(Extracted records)
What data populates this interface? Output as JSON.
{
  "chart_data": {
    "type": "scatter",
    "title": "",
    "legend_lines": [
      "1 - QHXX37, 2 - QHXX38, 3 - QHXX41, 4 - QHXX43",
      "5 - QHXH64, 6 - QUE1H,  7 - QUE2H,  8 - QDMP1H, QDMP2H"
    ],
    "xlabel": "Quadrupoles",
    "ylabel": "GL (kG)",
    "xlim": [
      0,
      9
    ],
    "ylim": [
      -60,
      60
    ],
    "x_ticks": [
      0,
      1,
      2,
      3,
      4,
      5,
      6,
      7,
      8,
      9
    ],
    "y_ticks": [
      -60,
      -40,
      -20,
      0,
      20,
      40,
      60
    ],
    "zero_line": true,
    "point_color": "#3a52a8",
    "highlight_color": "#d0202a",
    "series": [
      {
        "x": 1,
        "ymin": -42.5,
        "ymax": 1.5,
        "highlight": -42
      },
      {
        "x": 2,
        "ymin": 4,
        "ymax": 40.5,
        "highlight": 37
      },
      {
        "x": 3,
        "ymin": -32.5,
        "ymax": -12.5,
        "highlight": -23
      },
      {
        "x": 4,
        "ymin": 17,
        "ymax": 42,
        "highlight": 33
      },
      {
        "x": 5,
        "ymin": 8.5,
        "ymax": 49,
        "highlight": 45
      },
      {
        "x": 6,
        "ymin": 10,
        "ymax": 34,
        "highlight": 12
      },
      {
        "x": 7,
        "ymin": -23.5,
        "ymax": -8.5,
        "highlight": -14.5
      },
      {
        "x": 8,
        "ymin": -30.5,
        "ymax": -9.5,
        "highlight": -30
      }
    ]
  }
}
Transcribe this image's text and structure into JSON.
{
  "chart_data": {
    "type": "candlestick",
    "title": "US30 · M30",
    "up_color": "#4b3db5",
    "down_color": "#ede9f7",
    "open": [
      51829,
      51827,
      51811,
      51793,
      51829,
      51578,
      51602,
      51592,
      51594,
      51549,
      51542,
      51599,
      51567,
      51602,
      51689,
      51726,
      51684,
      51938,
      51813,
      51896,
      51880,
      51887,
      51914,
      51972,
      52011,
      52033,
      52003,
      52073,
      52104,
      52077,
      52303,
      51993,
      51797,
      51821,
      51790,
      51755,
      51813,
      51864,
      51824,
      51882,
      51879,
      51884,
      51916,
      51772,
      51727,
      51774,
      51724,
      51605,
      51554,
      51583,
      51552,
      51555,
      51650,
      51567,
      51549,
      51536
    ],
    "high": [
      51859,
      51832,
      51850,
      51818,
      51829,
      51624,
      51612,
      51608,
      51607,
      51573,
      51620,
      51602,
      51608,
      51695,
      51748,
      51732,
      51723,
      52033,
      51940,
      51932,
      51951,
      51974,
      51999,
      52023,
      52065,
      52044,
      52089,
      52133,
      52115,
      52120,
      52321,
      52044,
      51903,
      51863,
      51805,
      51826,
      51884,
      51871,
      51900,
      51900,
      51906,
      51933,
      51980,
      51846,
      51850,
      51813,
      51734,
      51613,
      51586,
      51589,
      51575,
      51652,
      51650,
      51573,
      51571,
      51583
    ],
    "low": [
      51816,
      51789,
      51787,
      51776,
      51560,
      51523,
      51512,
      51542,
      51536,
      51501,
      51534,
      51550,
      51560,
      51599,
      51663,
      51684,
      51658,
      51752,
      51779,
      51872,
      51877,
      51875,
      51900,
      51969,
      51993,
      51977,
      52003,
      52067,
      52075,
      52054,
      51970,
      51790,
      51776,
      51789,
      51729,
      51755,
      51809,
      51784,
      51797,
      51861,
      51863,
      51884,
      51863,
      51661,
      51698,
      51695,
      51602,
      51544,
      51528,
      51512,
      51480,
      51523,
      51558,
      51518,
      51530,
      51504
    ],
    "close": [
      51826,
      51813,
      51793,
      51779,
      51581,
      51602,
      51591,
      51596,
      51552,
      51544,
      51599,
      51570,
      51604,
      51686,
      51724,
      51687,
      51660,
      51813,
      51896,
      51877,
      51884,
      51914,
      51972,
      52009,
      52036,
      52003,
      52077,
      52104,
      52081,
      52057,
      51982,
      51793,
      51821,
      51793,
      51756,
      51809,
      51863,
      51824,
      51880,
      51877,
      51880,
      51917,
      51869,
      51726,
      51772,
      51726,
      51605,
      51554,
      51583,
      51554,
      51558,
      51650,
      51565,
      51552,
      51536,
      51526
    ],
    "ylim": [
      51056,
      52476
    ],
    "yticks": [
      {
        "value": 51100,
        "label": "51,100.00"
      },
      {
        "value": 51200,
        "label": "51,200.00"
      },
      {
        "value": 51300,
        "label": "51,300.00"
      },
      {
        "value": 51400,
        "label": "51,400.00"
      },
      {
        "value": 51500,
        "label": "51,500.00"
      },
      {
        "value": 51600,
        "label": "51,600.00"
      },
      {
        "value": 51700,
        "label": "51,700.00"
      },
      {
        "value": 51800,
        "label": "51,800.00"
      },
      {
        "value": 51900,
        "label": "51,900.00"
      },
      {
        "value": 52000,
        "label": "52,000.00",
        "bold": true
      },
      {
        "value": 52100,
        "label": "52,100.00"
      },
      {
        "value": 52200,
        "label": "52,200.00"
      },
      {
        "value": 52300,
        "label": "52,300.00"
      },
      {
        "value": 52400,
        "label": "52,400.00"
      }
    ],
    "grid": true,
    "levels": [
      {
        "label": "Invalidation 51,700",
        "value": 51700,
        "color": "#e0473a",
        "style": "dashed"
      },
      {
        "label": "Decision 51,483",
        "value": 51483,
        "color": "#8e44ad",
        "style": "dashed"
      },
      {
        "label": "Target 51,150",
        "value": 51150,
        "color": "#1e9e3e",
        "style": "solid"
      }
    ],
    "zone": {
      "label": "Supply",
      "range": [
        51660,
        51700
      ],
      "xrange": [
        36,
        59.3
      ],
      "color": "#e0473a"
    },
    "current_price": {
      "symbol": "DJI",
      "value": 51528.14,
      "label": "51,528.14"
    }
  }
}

### WHAT IS NEEDED:
Output every entry shown above, exactly.

### IN RESPONSE:
What data populates this interface? Output as JSON.
{
  "chart_data": {
    "type": "scatter",
    "title": "",
    "legend_lines": [
      "1 - QHXX37, 2 - QHXX38, 3 - QHXX41, 4 - QHXX43",
      "5 - QHXH64, 6 - QUE1H,  7 - QUE2H,  8 - QDMP1H, QDMP2H"
    ],
    "xlabel": "Quadrupoles",
    "ylabel": "GL (kG)",
    "xlim": [
      0,
      9
    ],
    "ylim": [
      -60,
      60
    ],
    "x_ticks": [
      0,
      1,
      2,
      3,
      4,
      5,
      6,
      7,
      8,
      9
    ],
    "y_ticks": [
      -60,
      -40,
      -20,
      0,
      20,
      40,
      60
    ],
    "zero_line": true,
    "point_color": "#3a52a8",
    "highlight_color": "#d0202a",
    "series": [
      {
        "x": 1,
        "ymin": -42.5,
        "ymax": 1.5,
        "highlight": -42
      },
      {
        "x": 2,
        "ymin": 4,
        "ymax": 40.5,
        "highlight": 37
      },
      {
        "x": 3,
        "ymin": -32.5,
        "ymax": -12.5,
        "highlight": -23
      },
      {
        "x": 4,
        "ymin": 17,
        "ymax": 42,
        "highlight": 33
      },
      {
        "x": 5,
        "ymin": 8.5,
        "ymax": 49,
        "highlight": 45
      },
      {
        "x": 6,
        "ymin": 10,
        "ymax": 34,
        "highlight": 12
      },
      {
        "x": 7,
        "ymin": -23.5,
        "ymax": -8.5,
        "highlight": -14.5
      },
      {
        "x": 8,
        "ymin": -30.5,
        "ymax": -9.5,
        "highlight": -30
      }
    ]
  }
}
Transcribe this image's text and structure into JSON.
{
  "chart_data": {
    "type": "candlestick",
    "title": "US30 · M30",
    "up_color": "#4b3db5",
    "down_color": "#ede9f7",
    "open": [
      51829,
      51827,
      51811,
      51793,
      51829,
      51578,
      51602,
      51592,
      51594,
      51549,
      51542,
      51599,
      51567,
      51602,
      51689,
      51726,
      51684,
      51938,
      51813,
      51896,
      51880,
      51887,
      51914,
      51972,
      52011,
      52033,
      52003,
      52073,
      52104,
      52077,
      52303,
      51993,
      51797,
      51821,
      51790,
      51755,
      51813,
      51864,
      51824,
      51882,
      51879,
      51884,
      51916,
      51772,
      51727,
      51774,
      51724,
      51605,
      51554,
      51583,
      51552,
      51555,
      51650,
      51567,
      51549,
      51536
    ],
    "high": [
      51859,
      51832,
      51850,
      51818,
      51829,
      51624,
      51612,
      51608,
      51607,
      51573,
      51620,
      51602,
      51608,
      51695,
      51748,
      51732,
      51723,
      52033,
      51940,
      51932,
      51951,
      51974,
      51999,
      52023,
      52065,
      52044,
      52089,
      52133,
      52115,
      52120,
      52321,
      52044,
      51903,
      51863,
      51805,
      51826,
      51884,
      51871,
      51900,
      51900,
      51906,
      51933,
      51980,
      51846,
      51850,
      51813,
      51734,
      51613,
      51586,
      51589,
      51575,
      51652,
      51650,
      51573,
      51571,
      51583
    ],
    "low": [
      51816,
      51789,
      51787,
      51776,
      51560,
      51523,
      51512,
      51542,
      51536,
      51501,
      51534,
      51550,
      51560,
      51599,
      51663,
      51684,
      51658,
      51752,
      51779,
      51872,
      51877,
      51875,
      51900,
      51969,
      51993,
      51977,
      52003,
      52067,
      52075,
      52054,
      51970,
      51790,
      51776,
      51789,
      51729,
      51755,
      51809,
      51784,
      51797,
      51861,
      51863,
      51884,
      51863,
      51661,
      51698,
      51695,
      51602,
      51544,
      51528,
      51512,
      51480,
      51523,
      51558,
      51518,
      51530,
      51504
    ],
    "close": [
      51826,
      51813,
      51793,
      51779,
      51581,
      51602,
      51591,
      51596,
      51552,
      51544,
      51599,
      51570,
      51604,
      51686,
      51724,
      51687,
      51660,
      51813,
      51896,
      51877,
      51884,
      51914,
      51972,
      52009,
      52036,
      52003,
      52077,
      52104,
      52081,
      52057,
      51982,
      51793,
      51821,
      51793,
      51756,
      51809,
      51863,
      51824,
      51880,
      51877,
      51880,
      51917,
      51869,
      51726,
      51772,
      51726,
      51605,
      51554,
      51583,
      51554,
      51558,
      51650,
      51565,
      51552,
      51536,
      51526
    ],
    "ylim": [
      51056,
      52476
    ],
    "yticks": [
      {
        "value": 51100,
        "label": "51,100.00"
      },
      {
        "value": 51200,
        "label": "51,200.00"
      },
      {
        "value": 51300,
        "label": "51,300.00"
      },
      {
        "value": 51400,
        "label": "51,400.00"
      },
      {
        "value": 51500,
        "label": "51,500.00"
      },
      {
        "value": 51600,
        "label": "51,600.00"
      },
      {
        "value": 51700,
        "label": "51,700.00"
      },
      {
        "value": 51800,
        "label": "51,800.00"
      },
      {
        "value": 51900,
        "label": "51,900.00"
      },
      {
        "value": 52000,
        "label": "52,000.00",
        "bold": true
      },
      {
        "value": 52100,
        "label": "52,100.00"
      },
      {
        "value": 52200,
        "label": "52,200.00"
      },
      {
        "value": 52300,
        "label": "52,300.00"
      },
      {
        "value": 52400,
        "label": "52,400.00"
      }
    ],
    "grid": true,
    "levels": [
      {
        "label": "Invalidation 51,700",
        "value": 51700,
        "color": "#e0473a",
        "style": "dashed"
      },
      {
        "label": "Decision 51,483",
        "value": 51483,
        "color": "#8e44ad",
        "style": "dashed"
      },
      {
        "label": "Target 51,150",
        "value": 51150,
        "color": "#1e9e3e",
        "style": "solid"
      }
    ],
    "zone": {
      "label": "Supply",
      "range": [
        51660,
        51700
      ],
      "xrange": [
        36,
        59.3
      ],
      "color": "#e0473a"
    },
    "current_price": {
      "symbol": "DJI",
      "value": 51528.14,
      "label": "51,528.14"
    }
  }
}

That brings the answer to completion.